Retype the data below word for word, starting at the line that contains "Enumerate the UI" and continuing down through the line that contains "Text: 1: 1 [275, 55, 282, 66]", with both of those lines included.

Annotated region listings
-.-.-

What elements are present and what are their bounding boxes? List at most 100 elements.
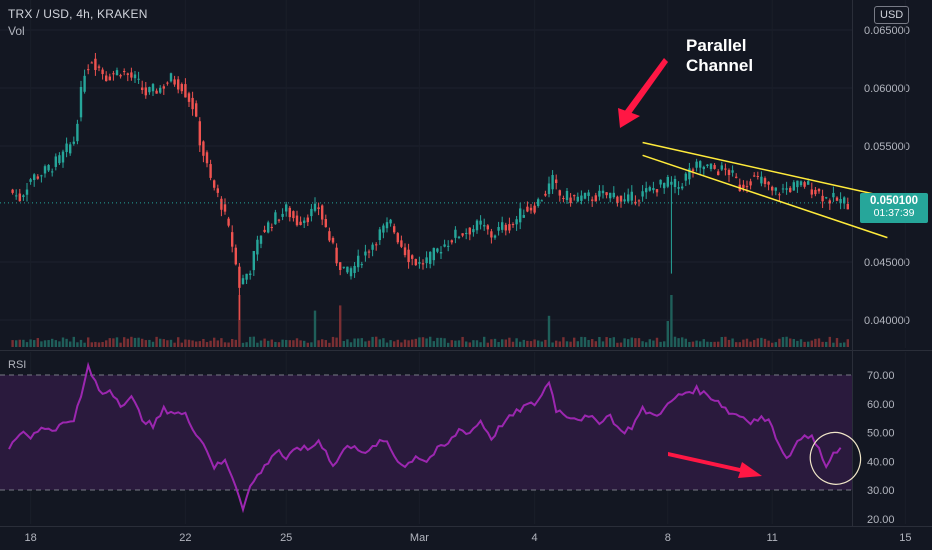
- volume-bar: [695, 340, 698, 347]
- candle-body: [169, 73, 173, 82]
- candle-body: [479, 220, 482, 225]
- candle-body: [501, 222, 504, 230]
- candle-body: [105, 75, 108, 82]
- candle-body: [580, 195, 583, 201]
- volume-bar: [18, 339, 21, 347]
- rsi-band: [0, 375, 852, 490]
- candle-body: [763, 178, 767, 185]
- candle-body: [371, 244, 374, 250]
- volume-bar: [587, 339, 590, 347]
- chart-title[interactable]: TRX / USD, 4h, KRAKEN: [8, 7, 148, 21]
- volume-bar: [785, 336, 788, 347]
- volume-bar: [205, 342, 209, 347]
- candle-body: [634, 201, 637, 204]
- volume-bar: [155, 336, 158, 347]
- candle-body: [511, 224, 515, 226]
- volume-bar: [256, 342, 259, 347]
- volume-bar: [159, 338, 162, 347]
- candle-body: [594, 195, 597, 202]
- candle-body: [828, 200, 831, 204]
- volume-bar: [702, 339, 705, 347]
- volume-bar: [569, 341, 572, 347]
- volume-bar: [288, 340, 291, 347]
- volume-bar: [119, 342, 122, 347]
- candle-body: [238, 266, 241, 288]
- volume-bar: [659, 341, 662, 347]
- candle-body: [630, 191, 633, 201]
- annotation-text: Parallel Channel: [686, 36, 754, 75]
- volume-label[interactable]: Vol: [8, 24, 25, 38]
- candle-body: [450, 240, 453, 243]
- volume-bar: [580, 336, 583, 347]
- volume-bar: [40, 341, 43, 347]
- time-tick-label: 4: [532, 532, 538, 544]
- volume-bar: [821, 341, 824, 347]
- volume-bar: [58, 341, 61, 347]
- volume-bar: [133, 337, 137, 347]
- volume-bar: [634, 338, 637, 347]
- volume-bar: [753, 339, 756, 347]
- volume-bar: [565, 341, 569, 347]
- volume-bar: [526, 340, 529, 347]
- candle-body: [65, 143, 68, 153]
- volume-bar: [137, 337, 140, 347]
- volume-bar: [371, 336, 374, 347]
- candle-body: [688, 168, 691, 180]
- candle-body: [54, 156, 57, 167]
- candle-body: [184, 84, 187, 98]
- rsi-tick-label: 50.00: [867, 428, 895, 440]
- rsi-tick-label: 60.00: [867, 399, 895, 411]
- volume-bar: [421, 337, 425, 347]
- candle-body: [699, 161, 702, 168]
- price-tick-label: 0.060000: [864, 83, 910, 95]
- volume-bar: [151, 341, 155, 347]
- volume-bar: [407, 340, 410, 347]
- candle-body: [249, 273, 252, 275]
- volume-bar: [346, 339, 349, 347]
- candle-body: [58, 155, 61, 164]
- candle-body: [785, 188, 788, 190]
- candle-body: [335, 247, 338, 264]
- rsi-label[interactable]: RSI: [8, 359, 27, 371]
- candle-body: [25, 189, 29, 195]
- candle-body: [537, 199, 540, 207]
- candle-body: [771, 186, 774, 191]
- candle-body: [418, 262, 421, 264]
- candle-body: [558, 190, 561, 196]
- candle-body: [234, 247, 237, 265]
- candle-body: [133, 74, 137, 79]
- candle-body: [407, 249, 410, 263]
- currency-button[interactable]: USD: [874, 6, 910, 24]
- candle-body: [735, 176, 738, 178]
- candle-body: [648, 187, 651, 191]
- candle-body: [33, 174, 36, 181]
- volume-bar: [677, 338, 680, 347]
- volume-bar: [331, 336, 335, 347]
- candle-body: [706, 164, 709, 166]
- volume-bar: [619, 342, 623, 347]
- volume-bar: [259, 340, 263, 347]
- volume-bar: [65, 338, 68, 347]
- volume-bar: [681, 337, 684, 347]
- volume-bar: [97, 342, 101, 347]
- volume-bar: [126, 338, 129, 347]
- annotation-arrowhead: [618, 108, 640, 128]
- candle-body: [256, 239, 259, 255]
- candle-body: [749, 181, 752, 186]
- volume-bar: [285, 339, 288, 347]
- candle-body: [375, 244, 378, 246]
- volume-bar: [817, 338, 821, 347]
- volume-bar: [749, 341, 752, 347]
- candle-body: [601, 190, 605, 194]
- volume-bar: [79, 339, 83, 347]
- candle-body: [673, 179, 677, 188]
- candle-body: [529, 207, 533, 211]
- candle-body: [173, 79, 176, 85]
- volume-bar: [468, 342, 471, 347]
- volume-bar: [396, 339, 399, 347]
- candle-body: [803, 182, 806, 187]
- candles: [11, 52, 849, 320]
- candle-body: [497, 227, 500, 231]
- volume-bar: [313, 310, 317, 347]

-.-.-

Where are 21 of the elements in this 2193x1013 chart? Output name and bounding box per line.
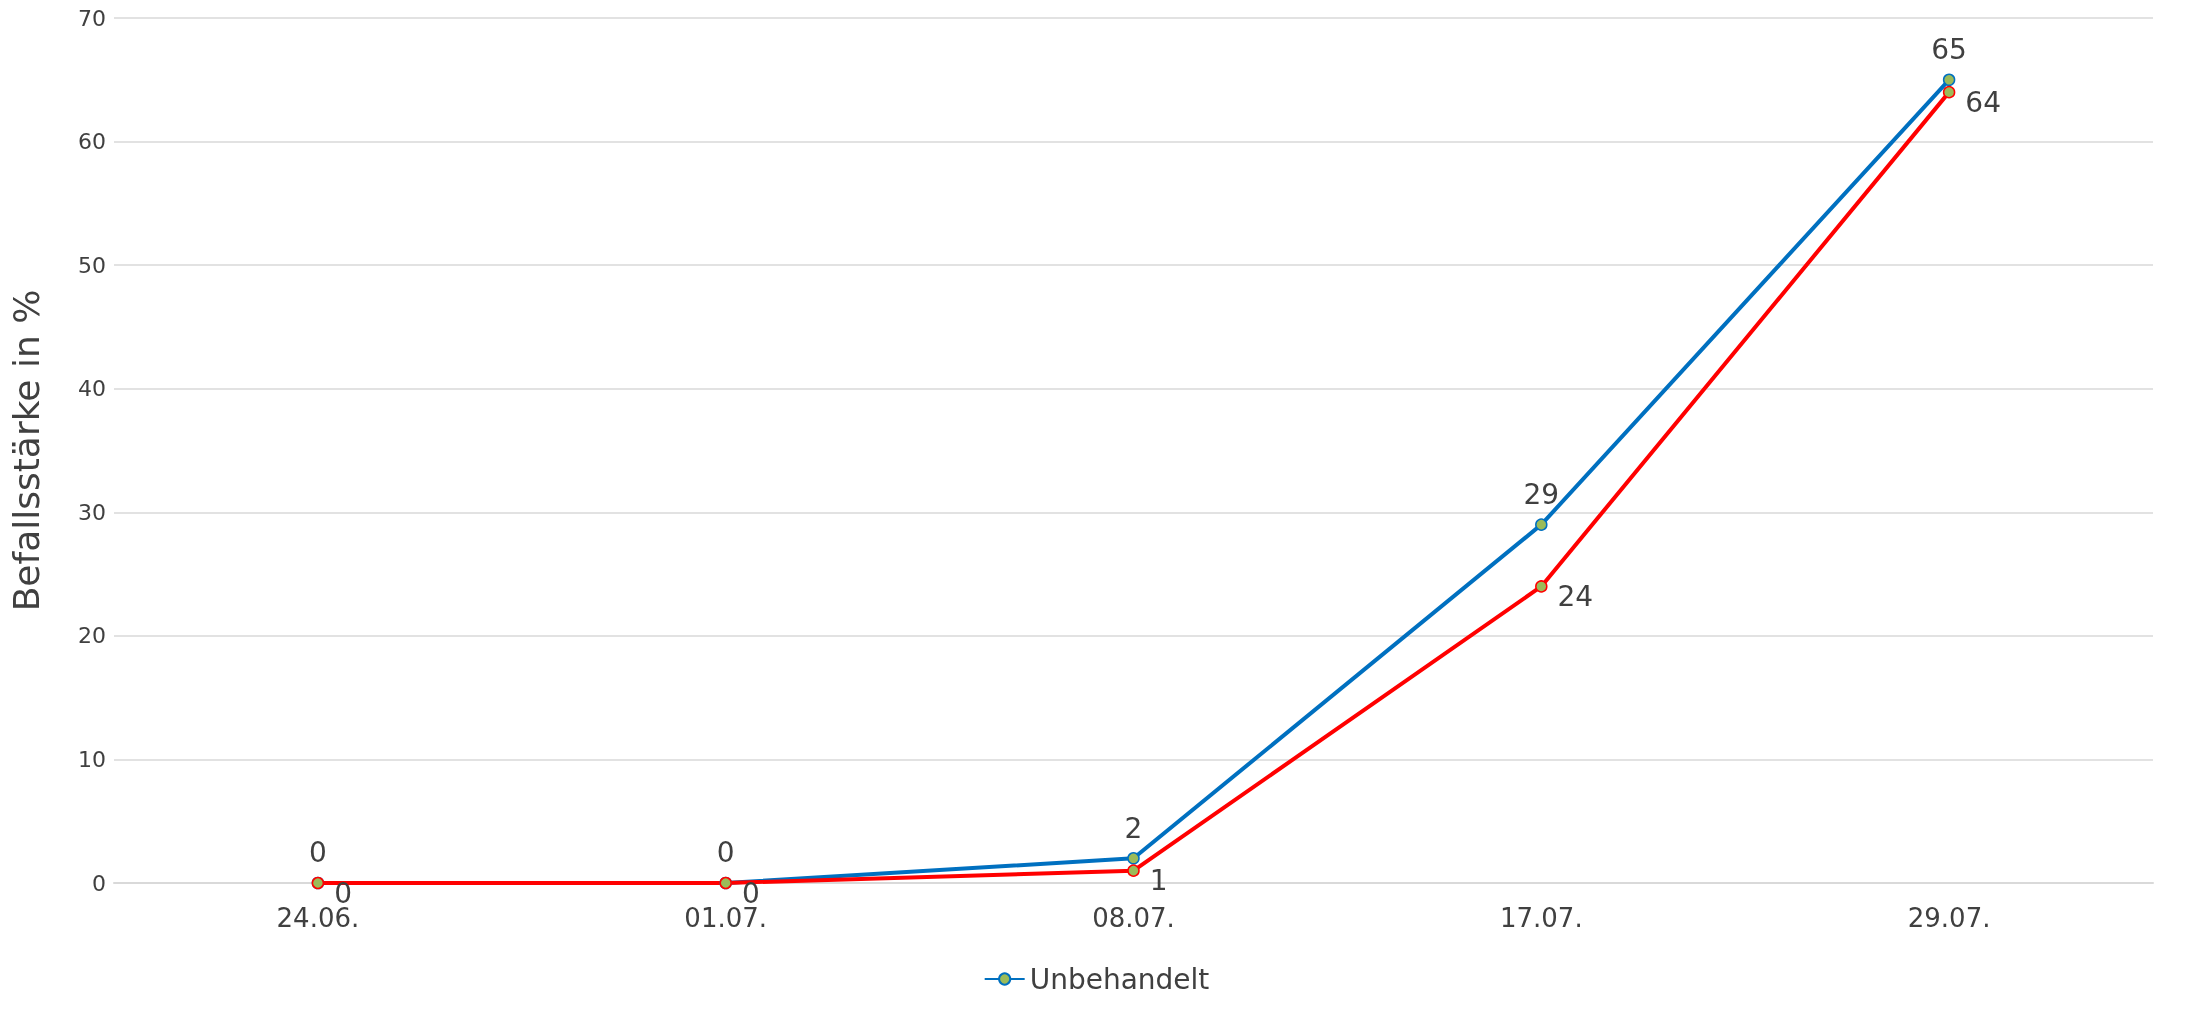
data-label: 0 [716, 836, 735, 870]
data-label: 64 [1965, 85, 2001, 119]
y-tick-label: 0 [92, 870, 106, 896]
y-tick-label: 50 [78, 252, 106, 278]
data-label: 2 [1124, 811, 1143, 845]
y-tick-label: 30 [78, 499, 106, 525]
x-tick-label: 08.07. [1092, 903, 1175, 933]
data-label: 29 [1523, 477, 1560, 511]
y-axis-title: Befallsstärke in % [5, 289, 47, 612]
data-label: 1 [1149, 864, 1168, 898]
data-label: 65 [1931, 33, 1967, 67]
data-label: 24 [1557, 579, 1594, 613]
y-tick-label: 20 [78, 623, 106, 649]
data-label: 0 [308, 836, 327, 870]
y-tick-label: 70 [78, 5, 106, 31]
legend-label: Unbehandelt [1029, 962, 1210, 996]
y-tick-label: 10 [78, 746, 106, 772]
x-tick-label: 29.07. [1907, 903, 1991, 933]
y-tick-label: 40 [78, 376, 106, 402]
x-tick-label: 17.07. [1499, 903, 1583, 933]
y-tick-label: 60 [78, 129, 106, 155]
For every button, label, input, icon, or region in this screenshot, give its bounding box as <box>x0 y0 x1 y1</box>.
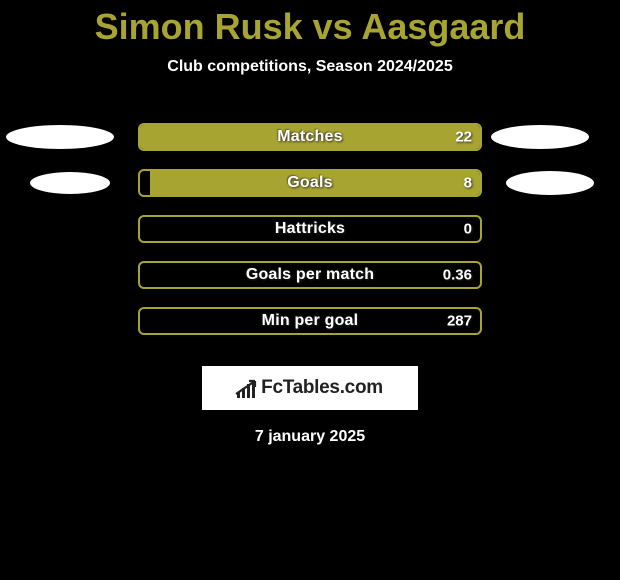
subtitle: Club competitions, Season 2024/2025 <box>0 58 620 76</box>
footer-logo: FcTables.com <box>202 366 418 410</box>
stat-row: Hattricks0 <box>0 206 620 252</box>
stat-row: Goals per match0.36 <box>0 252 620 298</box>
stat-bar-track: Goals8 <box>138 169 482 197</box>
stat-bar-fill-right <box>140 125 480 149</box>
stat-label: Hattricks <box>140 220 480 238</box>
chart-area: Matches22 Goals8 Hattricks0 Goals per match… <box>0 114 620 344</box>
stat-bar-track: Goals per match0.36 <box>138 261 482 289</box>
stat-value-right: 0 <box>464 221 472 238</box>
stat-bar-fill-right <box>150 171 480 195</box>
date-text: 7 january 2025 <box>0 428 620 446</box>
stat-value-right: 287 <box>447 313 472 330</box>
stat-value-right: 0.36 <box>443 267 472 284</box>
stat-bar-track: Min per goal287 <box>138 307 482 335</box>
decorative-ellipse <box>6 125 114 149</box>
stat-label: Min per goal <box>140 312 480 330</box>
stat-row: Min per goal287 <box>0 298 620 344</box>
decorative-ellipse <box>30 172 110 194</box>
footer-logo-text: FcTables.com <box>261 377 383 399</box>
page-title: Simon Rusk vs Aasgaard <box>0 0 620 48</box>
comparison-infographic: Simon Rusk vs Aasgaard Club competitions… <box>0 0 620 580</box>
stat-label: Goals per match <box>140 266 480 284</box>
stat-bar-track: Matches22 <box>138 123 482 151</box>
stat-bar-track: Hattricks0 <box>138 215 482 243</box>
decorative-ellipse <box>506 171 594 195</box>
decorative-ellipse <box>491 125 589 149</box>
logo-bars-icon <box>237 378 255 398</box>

-.-.-

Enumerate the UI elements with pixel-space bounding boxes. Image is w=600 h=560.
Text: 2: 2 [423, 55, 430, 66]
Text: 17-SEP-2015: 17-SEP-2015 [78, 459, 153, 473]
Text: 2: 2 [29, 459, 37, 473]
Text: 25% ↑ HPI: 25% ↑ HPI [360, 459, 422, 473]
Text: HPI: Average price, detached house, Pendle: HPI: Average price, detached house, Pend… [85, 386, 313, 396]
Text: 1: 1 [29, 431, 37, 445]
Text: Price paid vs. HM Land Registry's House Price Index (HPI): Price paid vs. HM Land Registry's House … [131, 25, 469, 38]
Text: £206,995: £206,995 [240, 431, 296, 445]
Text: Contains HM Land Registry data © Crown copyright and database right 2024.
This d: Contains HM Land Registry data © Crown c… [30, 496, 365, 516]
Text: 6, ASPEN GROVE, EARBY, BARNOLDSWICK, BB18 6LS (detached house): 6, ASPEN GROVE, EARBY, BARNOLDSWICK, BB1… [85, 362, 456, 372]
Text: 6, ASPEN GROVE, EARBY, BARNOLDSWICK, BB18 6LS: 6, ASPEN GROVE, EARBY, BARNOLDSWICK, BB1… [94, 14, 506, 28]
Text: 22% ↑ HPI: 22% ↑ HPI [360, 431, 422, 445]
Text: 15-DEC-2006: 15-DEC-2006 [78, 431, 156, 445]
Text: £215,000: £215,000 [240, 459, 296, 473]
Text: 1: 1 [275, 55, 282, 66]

-.-.-

## Answer for this exercise
Enumerate the UI elements with pixel-space bounding boxes. Image is w=600 h=560.
Text: 2: 2 [423, 55, 430, 66]
Text: 17-SEP-2015: 17-SEP-2015 [78, 459, 153, 473]
Text: 2: 2 [29, 459, 37, 473]
Text: 25% ↑ HPI: 25% ↑ HPI [360, 459, 422, 473]
Text: HPI: Average price, detached house, Pendle: HPI: Average price, detached house, Pend… [85, 386, 313, 396]
Text: 1: 1 [29, 431, 37, 445]
Text: Price paid vs. HM Land Registry's House Price Index (HPI): Price paid vs. HM Land Registry's House … [131, 25, 469, 38]
Text: £206,995: £206,995 [240, 431, 296, 445]
Text: Contains HM Land Registry data © Crown copyright and database right 2024.
This d: Contains HM Land Registry data © Crown c… [30, 496, 365, 516]
Text: 6, ASPEN GROVE, EARBY, BARNOLDSWICK, BB18 6LS (detached house): 6, ASPEN GROVE, EARBY, BARNOLDSWICK, BB1… [85, 362, 456, 372]
Text: 6, ASPEN GROVE, EARBY, BARNOLDSWICK, BB18 6LS: 6, ASPEN GROVE, EARBY, BARNOLDSWICK, BB1… [94, 14, 506, 28]
Text: 22% ↑ HPI: 22% ↑ HPI [360, 431, 422, 445]
Text: 15-DEC-2006: 15-DEC-2006 [78, 431, 156, 445]
Text: £215,000: £215,000 [240, 459, 296, 473]
Text: 1: 1 [275, 55, 282, 66]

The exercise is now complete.